=== Input material ===
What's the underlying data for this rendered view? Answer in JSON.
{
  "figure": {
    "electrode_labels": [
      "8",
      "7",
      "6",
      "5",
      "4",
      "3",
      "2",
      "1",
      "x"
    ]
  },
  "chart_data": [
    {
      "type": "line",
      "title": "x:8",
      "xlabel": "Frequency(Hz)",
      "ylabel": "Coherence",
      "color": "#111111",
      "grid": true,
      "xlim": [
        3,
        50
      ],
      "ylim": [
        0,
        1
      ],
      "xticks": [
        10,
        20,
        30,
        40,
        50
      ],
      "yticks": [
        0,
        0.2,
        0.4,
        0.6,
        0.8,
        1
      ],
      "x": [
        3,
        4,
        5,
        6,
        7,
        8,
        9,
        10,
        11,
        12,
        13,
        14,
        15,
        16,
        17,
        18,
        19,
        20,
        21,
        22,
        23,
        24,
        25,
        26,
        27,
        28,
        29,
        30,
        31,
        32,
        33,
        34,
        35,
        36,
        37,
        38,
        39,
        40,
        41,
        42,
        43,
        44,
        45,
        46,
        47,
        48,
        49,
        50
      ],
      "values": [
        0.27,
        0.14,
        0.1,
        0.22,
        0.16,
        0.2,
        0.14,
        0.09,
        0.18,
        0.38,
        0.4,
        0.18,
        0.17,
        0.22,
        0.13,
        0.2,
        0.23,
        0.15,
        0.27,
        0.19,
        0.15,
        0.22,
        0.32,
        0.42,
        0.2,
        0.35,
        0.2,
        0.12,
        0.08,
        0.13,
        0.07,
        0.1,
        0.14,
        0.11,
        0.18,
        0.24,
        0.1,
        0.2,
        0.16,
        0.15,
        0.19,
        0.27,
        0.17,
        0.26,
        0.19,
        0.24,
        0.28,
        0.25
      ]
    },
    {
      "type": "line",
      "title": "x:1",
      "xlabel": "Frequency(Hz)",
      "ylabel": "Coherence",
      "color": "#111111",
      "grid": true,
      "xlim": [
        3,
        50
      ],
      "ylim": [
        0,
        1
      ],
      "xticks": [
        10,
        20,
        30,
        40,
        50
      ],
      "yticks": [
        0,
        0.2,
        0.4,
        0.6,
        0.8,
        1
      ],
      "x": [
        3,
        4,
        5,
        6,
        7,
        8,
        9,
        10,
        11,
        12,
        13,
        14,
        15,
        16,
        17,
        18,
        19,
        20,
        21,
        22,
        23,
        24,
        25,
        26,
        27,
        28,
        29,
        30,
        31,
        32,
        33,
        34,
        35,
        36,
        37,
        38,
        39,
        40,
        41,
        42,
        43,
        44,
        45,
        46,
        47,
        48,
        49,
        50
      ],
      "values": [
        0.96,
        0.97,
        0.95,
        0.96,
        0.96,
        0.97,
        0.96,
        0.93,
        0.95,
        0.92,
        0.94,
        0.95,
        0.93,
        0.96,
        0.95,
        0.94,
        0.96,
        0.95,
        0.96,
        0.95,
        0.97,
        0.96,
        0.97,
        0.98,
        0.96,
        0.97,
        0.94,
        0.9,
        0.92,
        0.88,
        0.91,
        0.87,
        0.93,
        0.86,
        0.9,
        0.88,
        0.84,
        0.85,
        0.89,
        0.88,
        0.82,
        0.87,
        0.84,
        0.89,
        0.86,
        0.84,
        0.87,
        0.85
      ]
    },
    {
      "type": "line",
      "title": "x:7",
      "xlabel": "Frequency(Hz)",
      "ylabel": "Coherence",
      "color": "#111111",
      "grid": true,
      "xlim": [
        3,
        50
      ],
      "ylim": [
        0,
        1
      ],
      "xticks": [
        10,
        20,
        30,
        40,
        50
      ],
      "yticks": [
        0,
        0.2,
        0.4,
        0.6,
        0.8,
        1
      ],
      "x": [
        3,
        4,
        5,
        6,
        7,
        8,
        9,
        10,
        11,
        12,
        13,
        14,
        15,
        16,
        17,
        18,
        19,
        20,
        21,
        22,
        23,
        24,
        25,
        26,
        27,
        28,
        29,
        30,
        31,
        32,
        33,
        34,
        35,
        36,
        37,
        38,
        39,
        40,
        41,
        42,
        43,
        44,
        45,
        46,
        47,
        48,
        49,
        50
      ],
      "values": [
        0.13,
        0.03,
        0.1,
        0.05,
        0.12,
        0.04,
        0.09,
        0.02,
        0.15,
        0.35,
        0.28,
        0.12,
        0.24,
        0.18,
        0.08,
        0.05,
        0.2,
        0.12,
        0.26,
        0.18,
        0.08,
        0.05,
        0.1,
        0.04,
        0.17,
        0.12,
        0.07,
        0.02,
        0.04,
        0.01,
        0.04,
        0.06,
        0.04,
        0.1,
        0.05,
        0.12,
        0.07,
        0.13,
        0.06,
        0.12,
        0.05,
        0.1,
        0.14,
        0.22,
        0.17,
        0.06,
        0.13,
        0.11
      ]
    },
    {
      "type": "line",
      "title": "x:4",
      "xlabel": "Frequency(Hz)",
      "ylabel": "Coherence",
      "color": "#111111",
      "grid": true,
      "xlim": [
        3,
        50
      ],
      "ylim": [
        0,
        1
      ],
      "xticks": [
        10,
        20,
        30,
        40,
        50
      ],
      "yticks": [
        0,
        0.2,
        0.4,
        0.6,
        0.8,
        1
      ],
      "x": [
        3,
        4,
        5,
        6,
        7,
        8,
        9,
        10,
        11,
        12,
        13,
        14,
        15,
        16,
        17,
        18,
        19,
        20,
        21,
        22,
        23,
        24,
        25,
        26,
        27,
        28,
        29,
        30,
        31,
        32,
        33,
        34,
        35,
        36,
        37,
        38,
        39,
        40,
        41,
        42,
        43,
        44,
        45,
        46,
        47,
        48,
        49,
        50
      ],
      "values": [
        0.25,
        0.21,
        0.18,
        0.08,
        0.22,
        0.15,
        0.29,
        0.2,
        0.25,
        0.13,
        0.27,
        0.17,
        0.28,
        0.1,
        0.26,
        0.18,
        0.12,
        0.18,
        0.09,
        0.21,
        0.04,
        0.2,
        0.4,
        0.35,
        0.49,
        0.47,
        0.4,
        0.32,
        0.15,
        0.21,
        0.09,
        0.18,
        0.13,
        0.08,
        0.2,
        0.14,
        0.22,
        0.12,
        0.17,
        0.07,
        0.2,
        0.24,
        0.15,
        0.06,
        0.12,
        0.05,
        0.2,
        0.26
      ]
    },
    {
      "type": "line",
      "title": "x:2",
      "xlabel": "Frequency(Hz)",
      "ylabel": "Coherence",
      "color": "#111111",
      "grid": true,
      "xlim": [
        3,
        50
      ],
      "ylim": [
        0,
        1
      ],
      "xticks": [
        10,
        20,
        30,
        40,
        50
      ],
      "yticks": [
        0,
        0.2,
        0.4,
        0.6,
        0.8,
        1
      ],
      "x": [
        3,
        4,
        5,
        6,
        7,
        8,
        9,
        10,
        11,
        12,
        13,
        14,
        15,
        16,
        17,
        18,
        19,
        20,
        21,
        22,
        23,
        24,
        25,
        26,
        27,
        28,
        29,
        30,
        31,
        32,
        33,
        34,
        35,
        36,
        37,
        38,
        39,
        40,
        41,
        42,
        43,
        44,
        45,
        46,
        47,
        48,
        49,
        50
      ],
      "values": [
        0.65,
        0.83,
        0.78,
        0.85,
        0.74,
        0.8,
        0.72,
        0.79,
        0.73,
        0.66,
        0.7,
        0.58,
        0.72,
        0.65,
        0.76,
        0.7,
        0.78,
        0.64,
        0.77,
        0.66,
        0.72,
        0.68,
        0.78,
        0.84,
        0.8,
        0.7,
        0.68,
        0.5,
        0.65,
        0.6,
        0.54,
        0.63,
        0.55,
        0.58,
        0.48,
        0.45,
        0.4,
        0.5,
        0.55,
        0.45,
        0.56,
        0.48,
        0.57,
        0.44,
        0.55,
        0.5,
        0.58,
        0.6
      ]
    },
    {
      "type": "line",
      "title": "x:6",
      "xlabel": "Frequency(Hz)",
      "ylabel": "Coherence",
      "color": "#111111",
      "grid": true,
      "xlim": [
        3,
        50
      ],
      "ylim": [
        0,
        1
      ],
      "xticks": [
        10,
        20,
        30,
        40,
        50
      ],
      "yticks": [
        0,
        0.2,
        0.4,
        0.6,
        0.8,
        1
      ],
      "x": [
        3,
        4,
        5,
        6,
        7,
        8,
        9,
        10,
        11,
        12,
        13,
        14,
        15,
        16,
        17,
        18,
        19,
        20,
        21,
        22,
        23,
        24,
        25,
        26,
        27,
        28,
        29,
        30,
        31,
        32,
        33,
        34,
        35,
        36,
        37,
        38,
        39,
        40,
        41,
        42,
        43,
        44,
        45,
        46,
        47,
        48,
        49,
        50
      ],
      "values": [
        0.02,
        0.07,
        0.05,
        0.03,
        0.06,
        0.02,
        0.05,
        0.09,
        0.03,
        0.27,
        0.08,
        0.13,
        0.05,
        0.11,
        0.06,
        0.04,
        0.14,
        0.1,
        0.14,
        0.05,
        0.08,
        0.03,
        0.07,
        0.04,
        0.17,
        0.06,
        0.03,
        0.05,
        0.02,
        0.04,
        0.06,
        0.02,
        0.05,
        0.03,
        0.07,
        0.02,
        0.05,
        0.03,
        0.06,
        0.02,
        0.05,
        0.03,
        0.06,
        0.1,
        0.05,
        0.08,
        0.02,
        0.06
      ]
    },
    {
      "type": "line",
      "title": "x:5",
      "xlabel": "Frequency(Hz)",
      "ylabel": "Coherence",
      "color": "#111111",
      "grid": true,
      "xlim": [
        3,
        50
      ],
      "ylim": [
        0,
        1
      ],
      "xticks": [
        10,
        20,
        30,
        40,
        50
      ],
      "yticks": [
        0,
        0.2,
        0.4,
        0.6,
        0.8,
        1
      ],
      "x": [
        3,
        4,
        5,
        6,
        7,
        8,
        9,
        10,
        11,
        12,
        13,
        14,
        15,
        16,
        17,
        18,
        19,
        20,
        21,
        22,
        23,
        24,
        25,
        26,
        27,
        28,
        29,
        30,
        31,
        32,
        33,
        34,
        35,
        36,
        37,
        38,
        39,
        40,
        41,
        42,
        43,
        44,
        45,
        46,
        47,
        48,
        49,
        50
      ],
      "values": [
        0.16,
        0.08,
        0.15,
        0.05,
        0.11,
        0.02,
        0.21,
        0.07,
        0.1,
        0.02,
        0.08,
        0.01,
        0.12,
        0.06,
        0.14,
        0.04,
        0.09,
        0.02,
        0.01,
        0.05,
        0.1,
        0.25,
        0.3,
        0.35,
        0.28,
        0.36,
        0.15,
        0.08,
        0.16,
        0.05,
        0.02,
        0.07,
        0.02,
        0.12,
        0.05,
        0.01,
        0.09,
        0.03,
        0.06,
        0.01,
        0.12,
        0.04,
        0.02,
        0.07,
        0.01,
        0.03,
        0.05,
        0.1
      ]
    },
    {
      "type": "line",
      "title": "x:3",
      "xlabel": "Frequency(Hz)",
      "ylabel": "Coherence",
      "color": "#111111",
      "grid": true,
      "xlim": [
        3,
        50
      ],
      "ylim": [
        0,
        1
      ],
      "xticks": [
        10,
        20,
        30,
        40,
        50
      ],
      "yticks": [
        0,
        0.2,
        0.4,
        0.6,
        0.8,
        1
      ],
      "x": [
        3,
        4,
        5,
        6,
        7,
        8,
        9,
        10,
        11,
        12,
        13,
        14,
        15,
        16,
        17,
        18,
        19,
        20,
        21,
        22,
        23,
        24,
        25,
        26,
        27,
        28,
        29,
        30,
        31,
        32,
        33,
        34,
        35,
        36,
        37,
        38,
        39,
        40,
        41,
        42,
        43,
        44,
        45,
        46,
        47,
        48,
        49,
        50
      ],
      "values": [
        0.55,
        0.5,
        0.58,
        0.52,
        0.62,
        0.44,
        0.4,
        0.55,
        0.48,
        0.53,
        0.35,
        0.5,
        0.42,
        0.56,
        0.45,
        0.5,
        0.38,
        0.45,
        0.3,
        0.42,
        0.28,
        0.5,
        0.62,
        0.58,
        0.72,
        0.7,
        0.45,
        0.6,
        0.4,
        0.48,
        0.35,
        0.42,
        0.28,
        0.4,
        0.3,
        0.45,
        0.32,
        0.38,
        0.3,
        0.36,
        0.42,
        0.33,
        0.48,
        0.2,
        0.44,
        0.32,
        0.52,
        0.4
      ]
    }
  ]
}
===
=== Input material ===
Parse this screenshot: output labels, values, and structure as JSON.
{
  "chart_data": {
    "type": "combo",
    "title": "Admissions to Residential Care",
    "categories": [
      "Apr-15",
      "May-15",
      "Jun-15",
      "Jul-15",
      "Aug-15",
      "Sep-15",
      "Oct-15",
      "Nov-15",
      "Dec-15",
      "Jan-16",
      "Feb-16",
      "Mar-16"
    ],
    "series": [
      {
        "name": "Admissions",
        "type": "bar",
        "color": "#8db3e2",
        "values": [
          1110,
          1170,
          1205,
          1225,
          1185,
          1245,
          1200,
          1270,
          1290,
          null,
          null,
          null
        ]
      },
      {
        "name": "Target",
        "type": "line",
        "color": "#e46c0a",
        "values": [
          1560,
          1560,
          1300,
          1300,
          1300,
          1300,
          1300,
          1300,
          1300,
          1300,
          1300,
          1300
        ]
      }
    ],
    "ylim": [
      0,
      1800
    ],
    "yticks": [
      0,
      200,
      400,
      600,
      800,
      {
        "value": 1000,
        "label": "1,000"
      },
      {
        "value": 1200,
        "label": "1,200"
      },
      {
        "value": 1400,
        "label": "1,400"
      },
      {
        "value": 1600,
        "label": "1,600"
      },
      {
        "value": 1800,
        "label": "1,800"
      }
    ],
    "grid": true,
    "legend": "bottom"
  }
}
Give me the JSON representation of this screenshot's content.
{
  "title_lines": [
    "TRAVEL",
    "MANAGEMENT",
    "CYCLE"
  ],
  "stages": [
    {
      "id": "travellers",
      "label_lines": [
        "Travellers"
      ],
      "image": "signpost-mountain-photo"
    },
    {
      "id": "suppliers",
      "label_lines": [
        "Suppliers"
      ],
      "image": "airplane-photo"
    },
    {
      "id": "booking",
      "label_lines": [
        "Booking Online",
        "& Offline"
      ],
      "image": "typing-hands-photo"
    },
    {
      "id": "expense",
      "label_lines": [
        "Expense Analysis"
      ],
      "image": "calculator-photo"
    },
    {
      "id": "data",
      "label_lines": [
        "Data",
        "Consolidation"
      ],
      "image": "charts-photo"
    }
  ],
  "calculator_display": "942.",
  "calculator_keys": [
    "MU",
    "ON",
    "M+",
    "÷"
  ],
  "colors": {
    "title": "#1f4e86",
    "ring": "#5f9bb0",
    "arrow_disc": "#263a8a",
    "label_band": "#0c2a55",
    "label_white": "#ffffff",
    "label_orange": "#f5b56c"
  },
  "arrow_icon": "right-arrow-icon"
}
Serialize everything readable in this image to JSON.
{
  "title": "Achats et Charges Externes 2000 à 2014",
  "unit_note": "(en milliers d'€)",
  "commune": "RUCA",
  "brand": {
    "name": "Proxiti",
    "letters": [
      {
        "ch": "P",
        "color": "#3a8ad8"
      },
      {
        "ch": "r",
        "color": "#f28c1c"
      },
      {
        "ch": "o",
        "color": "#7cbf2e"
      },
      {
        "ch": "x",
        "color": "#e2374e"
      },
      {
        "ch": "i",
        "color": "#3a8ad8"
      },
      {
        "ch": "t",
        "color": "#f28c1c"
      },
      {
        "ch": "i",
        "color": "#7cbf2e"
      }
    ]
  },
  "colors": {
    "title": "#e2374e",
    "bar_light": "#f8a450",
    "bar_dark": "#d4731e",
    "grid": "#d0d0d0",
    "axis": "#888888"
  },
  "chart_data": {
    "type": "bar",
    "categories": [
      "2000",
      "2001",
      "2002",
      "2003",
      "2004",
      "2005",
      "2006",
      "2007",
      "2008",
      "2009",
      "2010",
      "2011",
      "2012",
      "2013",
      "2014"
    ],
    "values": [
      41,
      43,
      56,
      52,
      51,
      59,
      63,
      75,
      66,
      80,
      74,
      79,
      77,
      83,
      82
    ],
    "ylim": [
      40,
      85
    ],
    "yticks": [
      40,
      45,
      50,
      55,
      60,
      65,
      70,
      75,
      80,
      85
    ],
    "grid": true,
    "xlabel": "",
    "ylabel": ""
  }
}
===
=== Input material ===
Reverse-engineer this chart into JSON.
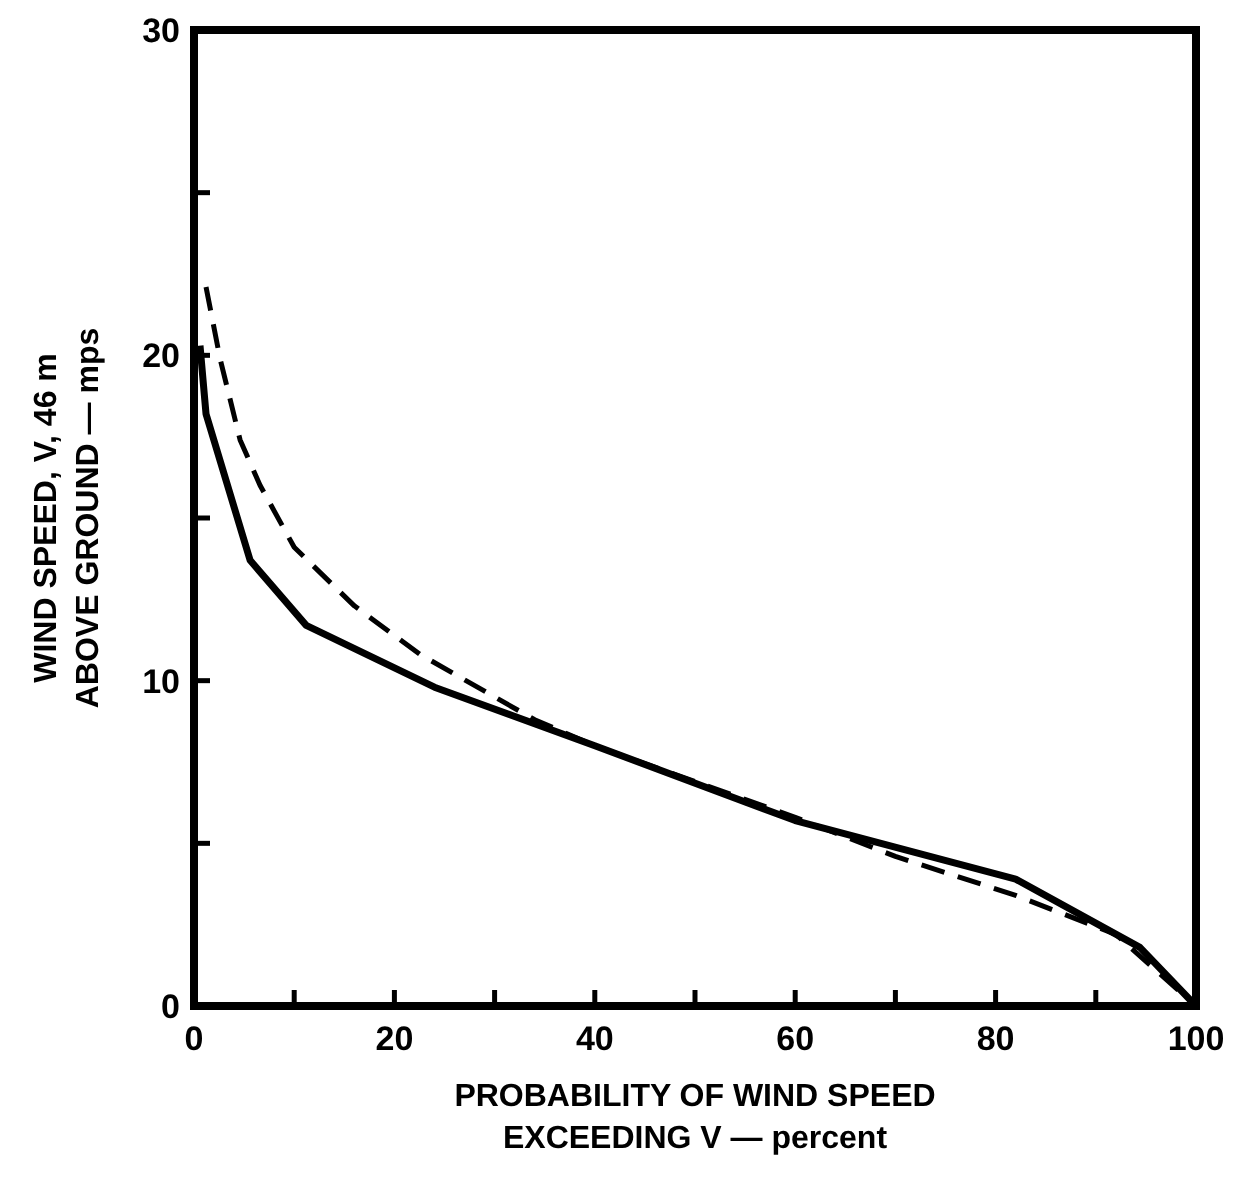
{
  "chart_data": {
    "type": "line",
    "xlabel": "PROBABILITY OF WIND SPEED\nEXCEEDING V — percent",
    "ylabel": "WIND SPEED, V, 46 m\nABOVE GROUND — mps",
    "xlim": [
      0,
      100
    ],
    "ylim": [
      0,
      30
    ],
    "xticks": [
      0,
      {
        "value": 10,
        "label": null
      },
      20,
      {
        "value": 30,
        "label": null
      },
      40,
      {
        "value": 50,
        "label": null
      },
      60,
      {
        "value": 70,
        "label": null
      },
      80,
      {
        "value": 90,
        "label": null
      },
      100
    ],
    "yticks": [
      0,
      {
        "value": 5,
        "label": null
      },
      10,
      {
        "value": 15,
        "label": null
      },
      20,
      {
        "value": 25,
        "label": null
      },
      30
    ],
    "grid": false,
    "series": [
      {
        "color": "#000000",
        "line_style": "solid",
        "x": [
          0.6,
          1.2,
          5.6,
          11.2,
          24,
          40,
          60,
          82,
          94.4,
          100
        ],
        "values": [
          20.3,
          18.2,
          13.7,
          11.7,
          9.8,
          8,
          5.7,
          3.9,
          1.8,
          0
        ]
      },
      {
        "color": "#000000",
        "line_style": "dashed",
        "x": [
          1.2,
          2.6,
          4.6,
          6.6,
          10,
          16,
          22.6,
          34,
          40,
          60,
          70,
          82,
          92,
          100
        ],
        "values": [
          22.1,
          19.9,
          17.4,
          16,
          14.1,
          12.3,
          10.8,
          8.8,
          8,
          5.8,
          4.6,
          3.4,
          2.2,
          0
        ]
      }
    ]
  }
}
===
◆ What you have to do
Locate each line containing the string "JSON" and show it.

◆ The result
What's the underlying data for this rendered view? Answer in JSON.
Parse this screenshot: output labels, values, and structure as JSON.
Give me the JSON representation of this screenshot's content.
Serialize everything readable in this image to JSON.
Reverse-engineer this chart into JSON.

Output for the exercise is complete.